##### AVAILABLE DATA

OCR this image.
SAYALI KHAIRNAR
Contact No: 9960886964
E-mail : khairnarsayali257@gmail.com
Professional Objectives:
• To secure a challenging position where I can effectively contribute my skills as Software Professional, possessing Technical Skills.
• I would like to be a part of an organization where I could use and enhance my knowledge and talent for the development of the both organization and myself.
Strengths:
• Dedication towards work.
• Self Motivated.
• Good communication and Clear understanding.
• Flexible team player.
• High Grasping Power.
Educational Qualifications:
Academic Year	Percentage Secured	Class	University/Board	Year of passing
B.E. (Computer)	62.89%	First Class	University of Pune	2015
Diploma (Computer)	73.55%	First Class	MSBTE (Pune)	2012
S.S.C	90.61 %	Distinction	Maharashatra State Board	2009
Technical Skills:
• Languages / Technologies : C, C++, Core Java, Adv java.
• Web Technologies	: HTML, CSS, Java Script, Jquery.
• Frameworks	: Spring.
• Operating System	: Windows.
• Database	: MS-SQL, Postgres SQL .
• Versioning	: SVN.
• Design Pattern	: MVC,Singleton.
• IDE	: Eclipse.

##########
##### AVAILABLE DATA

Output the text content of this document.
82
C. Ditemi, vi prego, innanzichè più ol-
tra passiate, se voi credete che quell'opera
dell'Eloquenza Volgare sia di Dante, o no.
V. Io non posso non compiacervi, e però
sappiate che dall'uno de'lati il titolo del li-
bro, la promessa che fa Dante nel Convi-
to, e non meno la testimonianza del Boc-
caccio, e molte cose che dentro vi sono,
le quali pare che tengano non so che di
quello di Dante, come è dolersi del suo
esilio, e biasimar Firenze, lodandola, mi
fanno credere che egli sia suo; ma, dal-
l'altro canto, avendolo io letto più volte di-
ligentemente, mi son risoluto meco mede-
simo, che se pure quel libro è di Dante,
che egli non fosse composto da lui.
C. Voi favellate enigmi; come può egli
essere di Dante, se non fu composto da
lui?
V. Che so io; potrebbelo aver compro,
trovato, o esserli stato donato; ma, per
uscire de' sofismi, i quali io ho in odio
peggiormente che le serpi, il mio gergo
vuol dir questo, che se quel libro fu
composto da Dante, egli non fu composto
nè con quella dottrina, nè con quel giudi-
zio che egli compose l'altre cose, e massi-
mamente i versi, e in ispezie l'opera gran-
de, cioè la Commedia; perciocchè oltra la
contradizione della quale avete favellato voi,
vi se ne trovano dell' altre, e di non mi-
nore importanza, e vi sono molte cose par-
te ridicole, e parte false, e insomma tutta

##########

WHAT YOU HAVE TO DO.
Make a list of all lines in the data that contain "First".

EXPECTED OUTPUT.
B.E. (Computer)	62.89%	First Class	University of Pune	2015
Diploma (Computer)	73.55%	First Class	MSBTE (Pune)	2012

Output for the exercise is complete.